*WHAT YOU NEED TO DO*: Pull from the material below, word for word, the lines from the one containing "event-audience: Dès 6" up to and including the one containing "letter-tile: H <box>330 8 360 30</box>".
--- AVAILABLE RECORDS ---
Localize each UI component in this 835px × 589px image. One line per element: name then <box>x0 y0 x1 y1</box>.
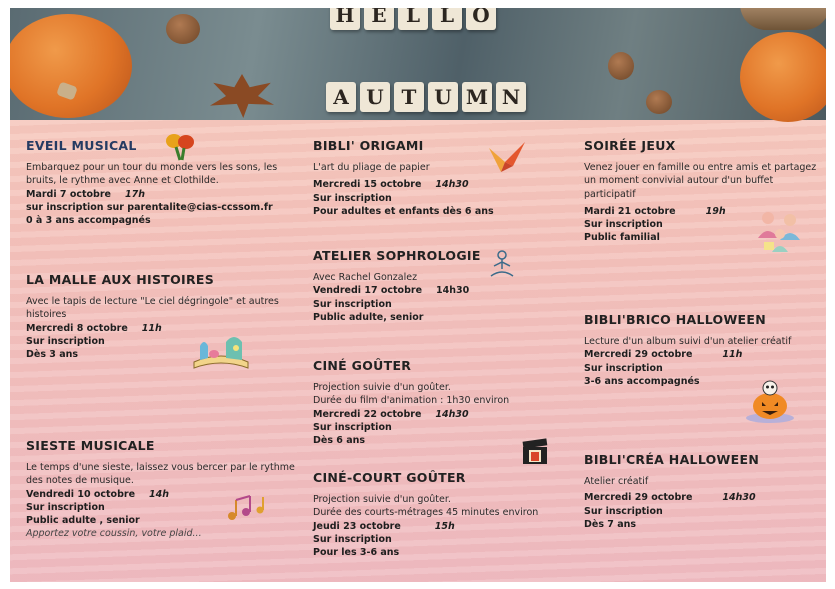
event-audience: Dès 6 ans <box>313 435 366 447</box>
event-audience: Pour les 3-6 ans <box>313 547 400 559</box>
event-atelier-sophrologie <box>313 248 573 324</box>
letter-tile: U <box>360 82 390 112</box>
event-date: Mercredi 29 octobre 11h <box>584 349 743 361</box>
event-description: Avec Rachel Gonzalez <box>313 272 418 283</box>
event-audience: Dès 3 ans <box>26 349 79 361</box>
event-registration: Sur inscription <box>313 298 392 310</box>
letter-tile: H <box>330 8 360 30</box>
event-title: CINÉ-COURT GOÛTER <box>313 470 466 485</box>
event-description: Atelier créatif <box>584 476 649 487</box>
letter-tile: U <box>428 82 458 112</box>
letter-tile: A <box>326 82 356 112</box>
event-sieste-musicale <box>26 438 296 541</box>
event-soiree-jeux <box>584 138 819 245</box>
music-notes-icon <box>224 492 268 524</box>
letter-tile: L <box>398 8 428 30</box>
pumpkin-right <box>740 32 826 122</box>
event-date: Vendredi 17 octobre 14h30 <box>313 285 470 297</box>
event-description: Durée du film d'animation : 1h30 environ <box>313 395 510 407</box>
event-audience: Public familial <box>584 232 660 244</box>
event-audience: Pour adultes et enfants dès 6 ans <box>313 205 494 217</box>
event-title: BIBLI'CRÉA HALLOWEEN <box>584 452 760 467</box>
event-eveil-musical <box>26 138 296 227</box>
hazelnut <box>646 90 672 114</box>
event-date: Mercredi 15 octobre 14h30 <box>313 179 469 191</box>
event-cine-gouter <box>313 358 573 447</box>
event-registration: Sur inscription <box>584 505 663 517</box>
event-date: Mardi 7 octobre 17h <box>26 188 145 200</box>
event-bibli-brico-halloween <box>584 312 819 388</box>
event-title: SIESTE MUSICALE <box>26 438 155 453</box>
wood-slice <box>740 8 826 30</box>
letter-tile: L <box>432 8 462 30</box>
event-title: CINÉ GOÛTER <box>313 358 412 373</box>
letter-tile: M <box>462 82 492 112</box>
event-registration: Sur inscription <box>26 335 105 347</box>
autumn-banner <box>10 8 826 120</box>
event-audience: 0 à 3 ans accompagnés <box>26 215 151 227</box>
event-registration: sur inscription sur parentalite@cias-ccssom.fr <box>26 201 273 213</box>
origami-crane-icon <box>487 140 527 174</box>
halloween-pumpkin-icon <box>744 378 796 424</box>
event-description: Durée des courts-métrages 45 minutes environ <box>313 507 539 519</box>
event-audience: Public adulte, senior <box>313 311 424 323</box>
event-description: Venez jouer en famille ou entre amis et partagez un moment convivial autour d'un buffet participatif <box>584 162 817 200</box>
letter-tile: T <box>394 82 424 112</box>
event-description: Projection suivie d'un goûter. <box>313 382 451 393</box>
hazelnut <box>608 52 634 80</box>
event-malle-aux-histoires <box>26 272 296 361</box>
flyer-sheet <box>10 8 826 582</box>
event-title: SOIRÉE JEUX <box>584 138 676 153</box>
event-description: Embarquez pour un tour du monde vers les sons, les bruits, le rythme avec Anne et Clothilde. <box>26 162 278 187</box>
letter-tile: E <box>364 8 394 30</box>
event-title: EVEIL MUSICAL <box>26 138 137 153</box>
clapperboard-icon <box>521 436 551 466</box>
event-registration: Sur inscription <box>584 219 663 231</box>
event-registration: Sur inscription <box>313 192 392 204</box>
event-bibli-origami <box>313 138 573 218</box>
autumn-leaf <box>210 74 274 118</box>
event-date: Mercredi 29 octobre 14h30 <box>584 492 756 504</box>
event-audience: Public adulte , senior <box>26 515 140 527</box>
storybook-icon <box>190 332 252 374</box>
pumpkin-left <box>10 14 132 118</box>
letter-tile: O <box>466 8 496 30</box>
event-date: Mercredi 8 octobre 11h <box>26 322 162 334</box>
event-title: ATELIER SOPHROLOGIE <box>313 248 481 263</box>
event-registration: Sur inscription <box>26 501 105 513</box>
autumn-tiles <box>326 82 526 112</box>
event-note: Apportez votre coussin, votre plaid... <box>26 528 202 540</box>
event-audience: Dès 7 ans <box>584 518 637 530</box>
event-title: LA MALLE AUX HISTOIRES <box>26 272 215 287</box>
meditation-icon <box>489 250 515 280</box>
event-registration: Sur inscription <box>584 362 663 374</box>
family-games-icon <box>754 208 806 256</box>
maracas-icon <box>164 132 198 162</box>
event-registration: Sur inscription <box>313 533 392 545</box>
event-registration: Sur inscription <box>313 421 392 433</box>
event-date: Mercredi 22 octobre 14h30 <box>313 408 469 420</box>
hello-tiles <box>330 8 496 30</box>
event-description: Projection suivie d'un goûter. <box>313 494 451 505</box>
event-description: L'art du pliage de papier <box>313 162 430 173</box>
letter-tile: N <box>496 82 526 112</box>
event-description: Avec le tapis de lecture "Le ciel dégringole" et autres histoires <box>26 296 279 321</box>
event-description: Le temps d'une sieste, laissez vous bercer par le rythme des notes de musique. <box>26 462 295 487</box>
event-date: Mardi 21 octobre 19h <box>584 205 726 217</box>
event-description: Lecture d'un album suivi d'un atelier créatif <box>584 336 792 347</box>
event-title: BIBLI'BRICO HALLOWEEN <box>584 312 766 327</box>
event-cine-court-gouter <box>313 470 573 559</box>
event-title: BIBLI' ORIGAMI <box>313 138 424 153</box>
event-date: Jeudi 23 octobre 15h <box>313 520 455 532</box>
event-bibli-crea-halloween <box>584 452 819 531</box>
event-audience: 3-6 ans accompagnés <box>584 375 700 387</box>
hazelnut <box>166 14 200 44</box>
event-date: Vendredi 10 octobre 14h <box>26 488 169 500</box>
---
*FULL SOLUTION*:
event-audience: Dès 6 ans <box>313 435 366 447</box>
event-audience: Pour les 3-6 ans <box>313 547 400 559</box>
event-atelier-sophrologie <box>313 248 573 324</box>
letter-tile: U <box>360 82 390 112</box>
event-date: Mercredi 29 octobre 11h <box>584 349 743 361</box>
event-description: Avec Rachel Gonzalez <box>313 272 418 283</box>
event-audience: Dès 3 ans <box>26 349 79 361</box>
event-registration: Sur inscription <box>313 298 392 310</box>
letter-tile: H <box>330 8 360 30</box>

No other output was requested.